Directions: Quote every line of the data below as it stands, omitting pictures.

*-*-*

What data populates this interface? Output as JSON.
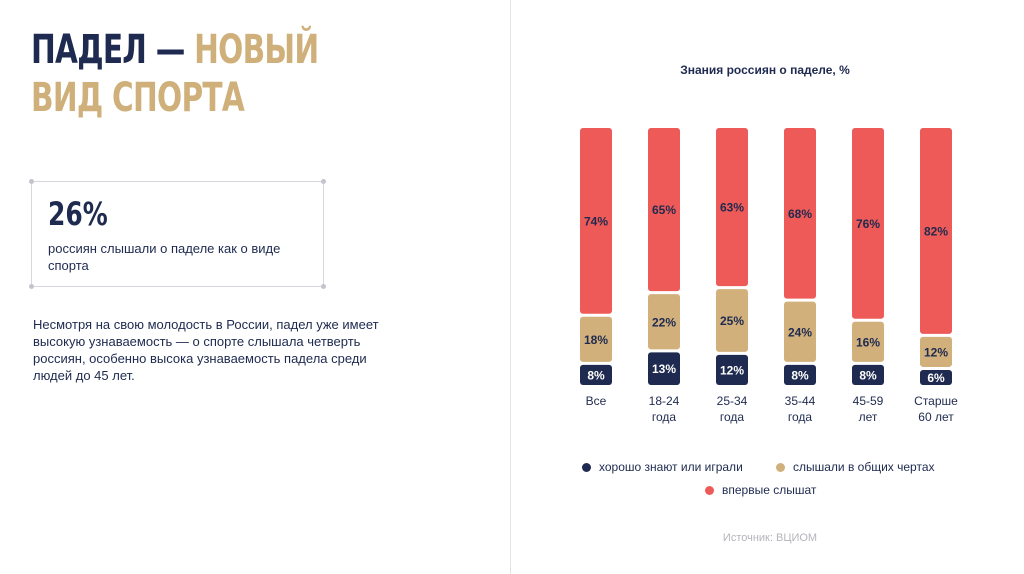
{
  "header": {
    "title_part1": "ПАДЕЛ — ",
    "title_part2": "НОВЫЙ",
    "title_line2": "ВИД СПОРТА"
  },
  "stat": {
    "value": "26%",
    "caption": "россиян слышали о паделе как о виде спорта"
  },
  "body_text": "Несмотря на свою молодость в России, падел уже имеет высокую узнаваемость — о спорте слышала четверть россиян, особенно высока узнаваемость падела среди людей до 45 лет.",
  "source": "Источник: ВЦИОМ",
  "colors": {
    "navy": "#1e2a4f",
    "gold": "#d1b07c",
    "red": "#ee5a57"
  },
  "chart_data": {
    "type": "bar",
    "stacked": true,
    "title": "Знания россиян о паделе, %",
    "categories": [
      [
        "Все"
      ],
      [
        "18-24",
        "года"
      ],
      [
        "25-34",
        "года"
      ],
      [
        "35-44",
        "года"
      ],
      [
        "45-59",
        "лет"
      ],
      [
        "Старше",
        "60 лет"
      ]
    ],
    "series": [
      {
        "name": "хорошо знают или играли",
        "color": "#1e2a4f",
        "label_color": "#ffffff",
        "values": [
          8,
          13,
          12,
          8,
          8,
          6
        ]
      },
      {
        "name": "слышали в общих чертах",
        "color": "#d1b07c",
        "label_color": "#1e2a4f",
        "values": [
          18,
          22,
          25,
          24,
          16,
          12
        ]
      },
      {
        "name": "впервые слышат",
        "color": "#ee5a57",
        "label_color": "#1e2a4f",
        "values": [
          74,
          65,
          63,
          68,
          76,
          82
        ]
      }
    ],
    "value_suffix": "%",
    "xlabel": "",
    "ylabel": "",
    "ylim": [
      0,
      100
    ],
    "grid": false,
    "legend": "bottom"
  }
}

*-*-*

Answer in full:
What data populates this interface? Output as JSON.
{
  "header": {
    "title_part1": "ПАДЕЛ — ",
    "title_part2": "НОВЫЙ",
    "title_line2": "ВИД СПОРТА"
  },
  "stat": {
    "value": "26%",
    "caption": "россиян слышали о паделе как о виде спорта"
  },
  "body_text": "Несмотря на свою молодость в России, падел уже имеет высокую узнаваемость — о спорте слышала четверть россиян, особенно высока узнаваемость падела среди людей до 45 лет.",
  "source": "Источник: ВЦИОМ",
  "colors": {
    "navy": "#1e2a4f",
    "gold": "#d1b07c",
    "red": "#ee5a57"
  },
  "chart_data": {
    "type": "bar",
    "stacked": true,
    "title": "Знания россиян о паделе, %",
    "categories": [
      [
        "Все"
      ],
      [
        "18-24",
        "года"
      ],
      [
        "25-34",
        "года"
      ],
      [
        "35-44",
        "года"
      ],
      [
        "45-59",
        "лет"
      ],
      [
        "Старше",
        "60 лет"
      ]
    ],
    "series": [
      {
        "name": "хорошо знают или играли",
        "color": "#1e2a4f",
        "label_color": "#ffffff",
        "values": [
          8,
          13,
          12,
          8,
          8,
          6
        ]
      },
      {
        "name": "слышали в общих чертах",
        "color": "#d1b07c",
        "label_color": "#1e2a4f",
        "values": [
          18,
          22,
          25,
          24,
          16,
          12
        ]
      },
      {
        "name": "впервые слышат",
        "color": "#ee5a57",
        "label_color": "#1e2a4f",
        "values": [
          74,
          65,
          63,
          68,
          76,
          82
        ]
      }
    ],
    "value_suffix": "%",
    "xlabel": "",
    "ylabel": "",
    "ylim": [
      0,
      100
    ],
    "grid": false,
    "legend": "bottom"
  }
}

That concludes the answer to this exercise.